»»

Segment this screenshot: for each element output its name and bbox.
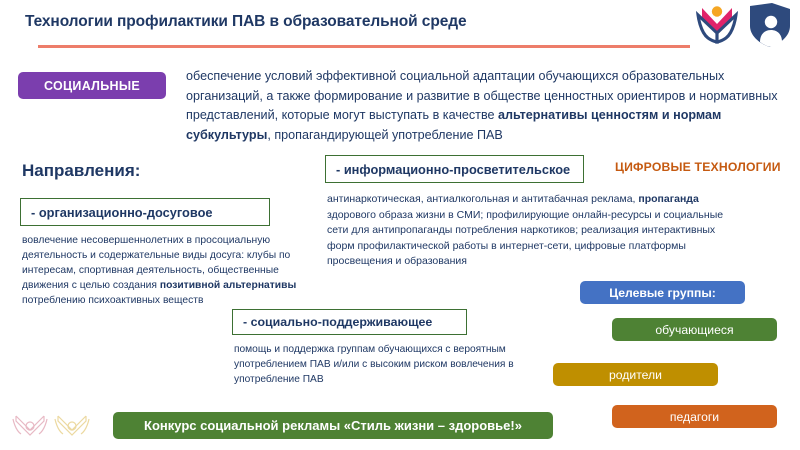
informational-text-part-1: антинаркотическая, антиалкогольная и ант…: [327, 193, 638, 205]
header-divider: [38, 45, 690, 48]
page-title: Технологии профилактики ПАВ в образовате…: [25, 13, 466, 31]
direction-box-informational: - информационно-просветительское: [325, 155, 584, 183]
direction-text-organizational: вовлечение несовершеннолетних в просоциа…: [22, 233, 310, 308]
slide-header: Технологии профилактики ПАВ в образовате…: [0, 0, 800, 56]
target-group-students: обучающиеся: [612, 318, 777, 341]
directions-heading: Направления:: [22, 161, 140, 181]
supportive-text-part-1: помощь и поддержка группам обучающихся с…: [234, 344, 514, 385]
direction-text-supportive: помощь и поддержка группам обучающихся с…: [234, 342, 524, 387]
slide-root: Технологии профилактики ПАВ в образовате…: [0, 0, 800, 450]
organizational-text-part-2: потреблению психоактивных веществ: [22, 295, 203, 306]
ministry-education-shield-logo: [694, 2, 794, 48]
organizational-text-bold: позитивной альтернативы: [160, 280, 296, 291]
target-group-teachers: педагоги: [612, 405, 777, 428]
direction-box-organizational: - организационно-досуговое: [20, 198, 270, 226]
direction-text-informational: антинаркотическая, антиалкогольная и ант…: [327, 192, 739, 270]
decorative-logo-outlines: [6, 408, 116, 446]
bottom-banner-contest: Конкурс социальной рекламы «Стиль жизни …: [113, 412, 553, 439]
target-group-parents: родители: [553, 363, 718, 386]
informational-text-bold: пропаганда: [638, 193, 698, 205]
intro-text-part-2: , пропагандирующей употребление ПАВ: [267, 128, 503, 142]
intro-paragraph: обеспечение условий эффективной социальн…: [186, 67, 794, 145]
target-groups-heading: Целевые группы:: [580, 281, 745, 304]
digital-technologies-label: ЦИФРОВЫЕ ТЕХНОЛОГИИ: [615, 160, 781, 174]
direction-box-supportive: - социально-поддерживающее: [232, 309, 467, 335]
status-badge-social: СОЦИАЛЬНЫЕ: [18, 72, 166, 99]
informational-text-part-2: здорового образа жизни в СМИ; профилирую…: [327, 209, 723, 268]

««
»»

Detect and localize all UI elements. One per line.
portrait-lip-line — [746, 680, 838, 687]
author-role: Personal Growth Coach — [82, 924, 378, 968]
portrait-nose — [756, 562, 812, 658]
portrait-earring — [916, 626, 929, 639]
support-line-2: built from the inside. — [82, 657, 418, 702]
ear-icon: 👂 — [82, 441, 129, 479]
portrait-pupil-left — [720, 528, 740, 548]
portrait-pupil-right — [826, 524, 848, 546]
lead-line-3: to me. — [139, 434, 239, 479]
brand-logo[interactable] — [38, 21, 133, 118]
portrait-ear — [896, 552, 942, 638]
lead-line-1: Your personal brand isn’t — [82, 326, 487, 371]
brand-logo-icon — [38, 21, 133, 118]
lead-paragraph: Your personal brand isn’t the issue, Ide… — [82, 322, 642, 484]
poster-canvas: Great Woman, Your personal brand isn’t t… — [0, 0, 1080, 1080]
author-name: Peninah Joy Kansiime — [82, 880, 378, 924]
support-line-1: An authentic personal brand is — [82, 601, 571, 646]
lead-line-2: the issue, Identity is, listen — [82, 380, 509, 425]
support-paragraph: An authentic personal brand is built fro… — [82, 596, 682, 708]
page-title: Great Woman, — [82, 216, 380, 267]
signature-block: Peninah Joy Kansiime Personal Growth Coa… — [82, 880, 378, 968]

««
»»

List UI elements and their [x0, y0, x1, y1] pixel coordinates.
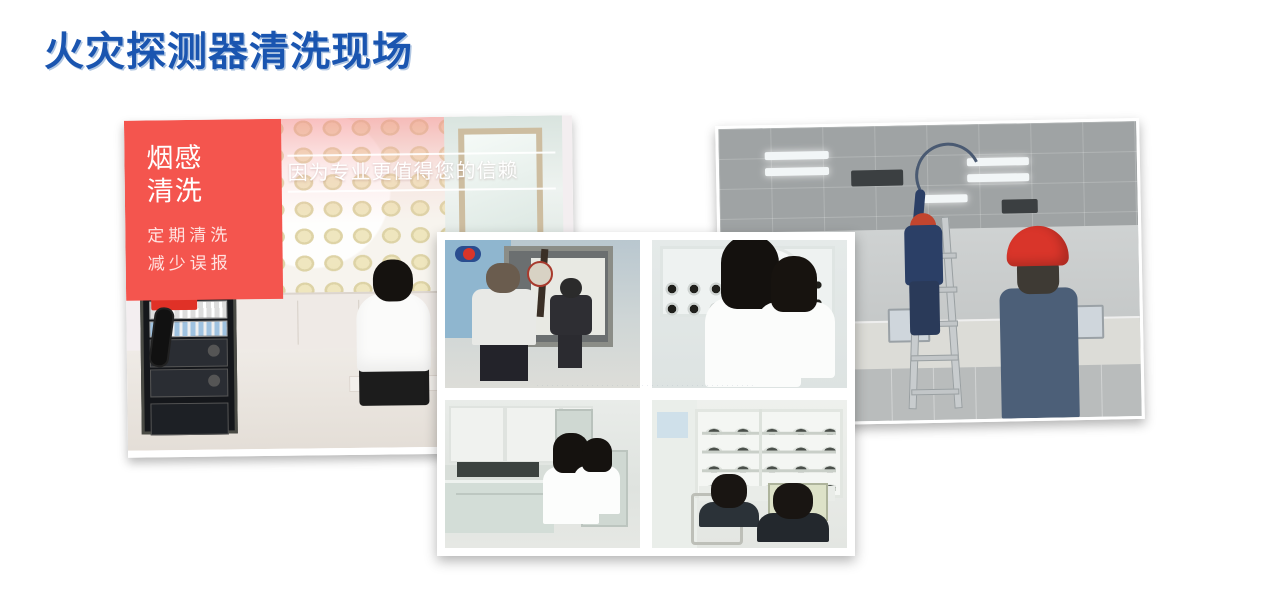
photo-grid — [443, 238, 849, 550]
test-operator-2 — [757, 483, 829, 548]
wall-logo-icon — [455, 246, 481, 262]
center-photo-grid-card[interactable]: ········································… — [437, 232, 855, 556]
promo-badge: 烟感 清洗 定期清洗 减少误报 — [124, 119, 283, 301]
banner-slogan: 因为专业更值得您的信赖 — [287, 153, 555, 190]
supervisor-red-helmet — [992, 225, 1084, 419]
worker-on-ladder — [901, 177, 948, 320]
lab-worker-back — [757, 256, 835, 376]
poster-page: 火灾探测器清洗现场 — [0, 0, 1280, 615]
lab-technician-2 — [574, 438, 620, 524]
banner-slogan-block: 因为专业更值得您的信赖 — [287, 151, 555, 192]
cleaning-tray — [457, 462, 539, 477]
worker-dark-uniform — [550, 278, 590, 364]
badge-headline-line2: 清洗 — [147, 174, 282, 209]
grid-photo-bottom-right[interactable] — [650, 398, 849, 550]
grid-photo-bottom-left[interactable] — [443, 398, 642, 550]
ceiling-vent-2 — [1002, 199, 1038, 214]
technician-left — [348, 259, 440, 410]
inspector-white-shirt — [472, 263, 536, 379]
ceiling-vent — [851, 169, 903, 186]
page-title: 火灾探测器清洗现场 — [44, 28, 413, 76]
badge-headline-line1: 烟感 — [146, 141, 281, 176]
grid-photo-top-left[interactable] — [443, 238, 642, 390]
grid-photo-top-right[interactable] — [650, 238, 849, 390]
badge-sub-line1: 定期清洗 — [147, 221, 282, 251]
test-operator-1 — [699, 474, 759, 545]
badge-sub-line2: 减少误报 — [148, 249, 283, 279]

««

Turn the lines of the material above, from the line containing "informational-text-part-1: антинаркотическая, антиалкогольная" down to the line containing "direction-text-organizational: вовлечение несовершеннолетних", both included, into a JSON list of strings with one string per line and blank lines left out.

[
  "informational-text-part-1: антинаркотическая, антиалкогольная и ант…: [327, 193, 638, 205]",
  "header-divider: [38, 45, 690, 48]",
  "page-title: Технологии профилактики ПАВ в образовате…: [25, 13, 466, 31]",
  "direction-box-informational: - информационно-просветительское: [325, 155, 584, 183]",
  "direction-text-organizational: вовлечение несовершеннолетних в просоциа…: [22, 233, 310, 308]"
]